WHAT YOU NEED TO DO :: Render the lines of the material starting at the line containing "bar <box>352 118 550 418</box>" and ending at the line containing "y-tick-label: 59,5 <box>18 190 51 208</box>" as a JSON list of strings, one string per line, leaving out blank lines.

Image layout annotations ::
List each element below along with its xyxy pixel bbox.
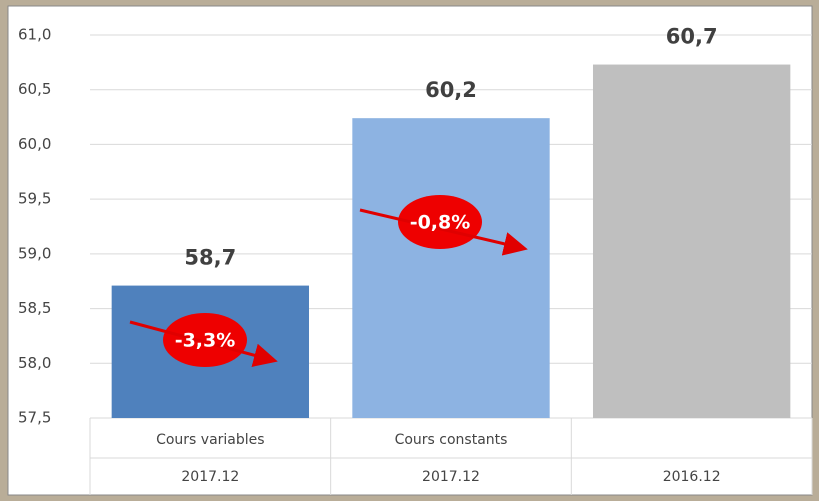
bar <box>352 118 550 418</box>
annotation-arrow <box>129 320 278 367</box>
y-tick-label: 60,5 <box>18 80 51 98</box>
annotation: -0,8% <box>410 212 471 234</box>
annotation-badge <box>163 313 247 367</box>
annotation: -3,3% <box>175 330 236 352</box>
x-tick-label: Cours constants <box>395 432 508 448</box>
annotation-badge <box>398 195 482 249</box>
value-label: 60,7 <box>666 25 718 49</box>
y-tick-label: 60,0 <box>18 135 51 153</box>
y-tick-label: 59,5 <box>18 190 51 208</box>
x-group-label: 2017.12 <box>422 469 480 485</box>
y-tick-label: 58,5 <box>18 299 51 317</box>
x-group-label: 2017.12 <box>181 469 239 485</box>
value-label: 58,7 <box>184 246 236 270</box>
bar <box>592 64 791 418</box>
x-group-label: 2016.12 <box>663 469 721 485</box>
annotation-arrow <box>359 208 528 256</box>
value-label: 60,2 <box>425 78 477 102</box>
x-tick-label: Cours variables <box>156 432 265 448</box>
y-tick-label: 57,5 <box>18 409 51 427</box>
y-tick-label: 58,0 <box>18 354 51 372</box>
y-tick-label: 59,0 <box>18 244 51 262</box>
y-tick-label: 61,0 <box>18 26 51 44</box>
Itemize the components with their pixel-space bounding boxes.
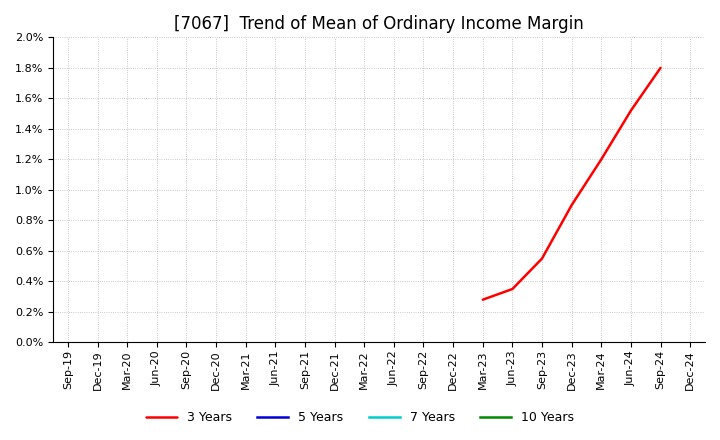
- 3 Years: [626, 108, 635, 113]
- 3 Years: [567, 202, 576, 208]
- 3 Years: [538, 256, 546, 261]
- Line: 3 Years: 3 Years: [483, 68, 660, 300]
- Title: [7067]  Trend of Mean of Ordinary Income Margin: [7067] Trend of Mean of Ordinary Income …: [174, 15, 584, 33]
- 3 Years: [508, 286, 517, 292]
- Legend: 3 Years, 5 Years, 7 Years, 10 Years: 3 Years, 5 Years, 7 Years, 10 Years: [141, 407, 579, 429]
- 3 Years: [479, 297, 487, 302]
- 3 Years: [656, 65, 665, 70]
- 3 Years: [597, 157, 606, 162]
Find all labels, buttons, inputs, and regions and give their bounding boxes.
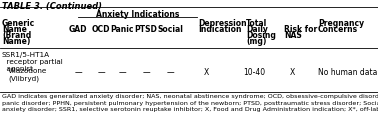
Text: Concerns: Concerns [318, 25, 358, 34]
Text: PTSD: PTSD [135, 25, 158, 34]
Text: OCD: OCD [92, 25, 110, 34]
Text: anxiety disorder; SSR1, selective serotonin reuptake inhibitor; X, Food and Drug: anxiety disorder; SSR1, selective seroto… [2, 107, 378, 112]
Text: Daily: Daily [246, 25, 268, 34]
Text: (Brand: (Brand [2, 31, 31, 40]
Text: Vilazodone: Vilazodone [8, 68, 47, 74]
Text: Name): Name) [2, 37, 30, 46]
Text: GAD indicates generalized anxiety disorder; NAS, neonatal abstinence syndrome; O: GAD indicates generalized anxiety disord… [2, 94, 378, 99]
Text: TABLE 3. (Continued): TABLE 3. (Continued) [2, 2, 102, 11]
Text: X: X [290, 68, 294, 77]
Text: Panic: Panic [110, 25, 134, 34]
Text: Generic: Generic [2, 19, 35, 28]
Text: Pregnancy: Pregnancy [318, 19, 364, 28]
Text: (Viibryd): (Viibryd) [8, 75, 39, 82]
Text: panic disorder; PPHN, persistent pulmonary hypertension of the newborn; PTSD, po: panic disorder; PPHN, persistent pulmona… [2, 101, 378, 105]
Text: X: X [203, 68, 209, 77]
Text: NAS: NAS [284, 31, 302, 40]
Text: Total: Total [246, 19, 267, 28]
Text: Indication: Indication [198, 25, 242, 34]
Text: Anxiety Indications: Anxiety Indications [96, 10, 179, 19]
Text: SSR1/5-HT1A: SSR1/5-HT1A [2, 52, 50, 58]
Text: Risk for: Risk for [284, 25, 317, 34]
Text: GAD: GAD [69, 25, 87, 34]
Text: Social: Social [157, 25, 183, 34]
Text: receptor partial: receptor partial [2, 59, 63, 65]
Text: —: — [142, 68, 150, 77]
Text: 10-40: 10-40 [243, 68, 265, 77]
Text: agonist: agonist [2, 66, 33, 72]
Text: (mg): (mg) [246, 37, 266, 46]
Text: Depression: Depression [198, 19, 246, 28]
Text: —: — [97, 68, 105, 77]
Text: Dosing: Dosing [246, 31, 276, 40]
Text: —: — [166, 68, 174, 77]
Text: —: — [118, 68, 126, 77]
Text: —: — [74, 68, 82, 77]
Text: Name: Name [2, 25, 27, 34]
Text: No human data: No human data [318, 68, 377, 77]
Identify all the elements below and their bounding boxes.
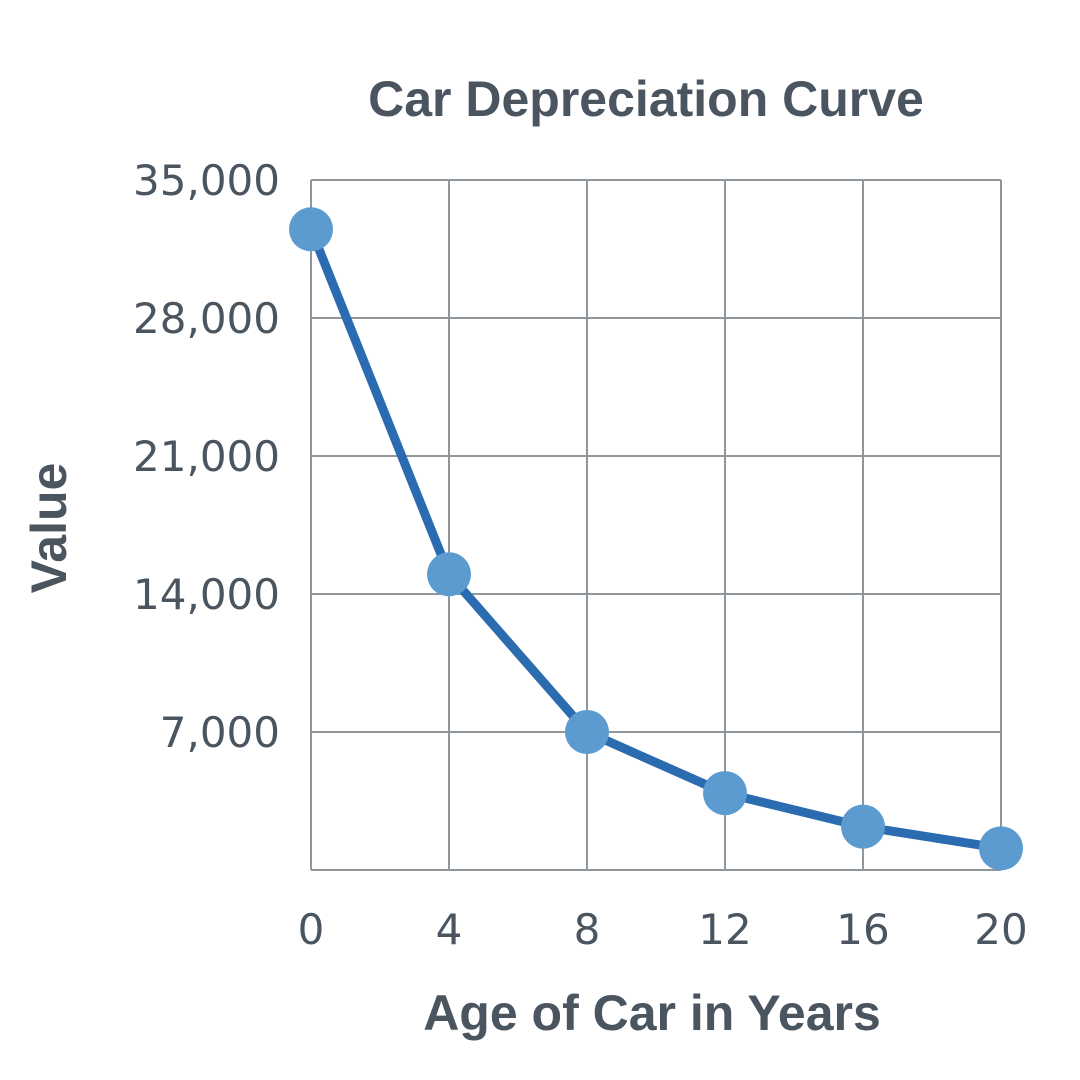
grid [310,179,1002,871]
x-tick-label: 8 [574,905,601,954]
y-tick-label: 35,000 [133,156,280,205]
x-tick-label: 12 [698,905,751,954]
data-point [841,804,885,849]
y-axis-ticks: 35,000 28,000 21,000 14,000 7,000 [133,156,280,757]
y-tick-label: 21,000 [133,432,280,481]
x-tick-label: 4 [436,905,463,954]
y-tick-label: 14,000 [133,570,280,619]
data-point [565,710,609,754]
y-axis-title: Value [21,463,77,594]
x-tick-label: 20 [974,905,1027,954]
data-point [289,207,333,252]
x-tick-label: 16 [836,905,889,954]
data-point [703,771,747,816]
chart-title: Car Depreciation Curve [368,71,924,127]
data-point [979,826,1023,871]
series-line [306,224,1006,853]
x-axis-ticks: 0 4 8 12 16 20 [298,905,1028,954]
series-group [289,207,1023,871]
x-axis-title: Age of Car in Years [423,985,881,1041]
data-point [427,552,471,597]
y-tick-label: 28,000 [133,294,280,343]
y-tick-label: 7,000 [160,708,280,757]
x-tick-label: 0 [298,905,325,954]
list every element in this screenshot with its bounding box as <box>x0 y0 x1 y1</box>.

ANSWER TO THE PROBLEM ::
[
  "bar <box>352 118 550 418</box>",
  "annotation-arrow <box>129 320 278 367</box>",
  "y-tick-label: 60,5 <box>18 80 51 98</box>",
  "annotation: -0,8% <box>410 212 471 234</box>",
  "annotation-badge <box>163 313 247 367</box>",
  "annotation: -3,3% <box>175 330 236 352</box>",
  "x-tick-label: Cours constants <box>395 432 508 448</box>",
  "annotation-badge <box>398 195 482 249</box>",
  "value-label: 60,7 <box>666 25 718 49</box>",
  "y-tick-label: 60,0 <box>18 135 51 153</box>",
  "y-tick-label: 59,5 <box>18 190 51 208</box>"
]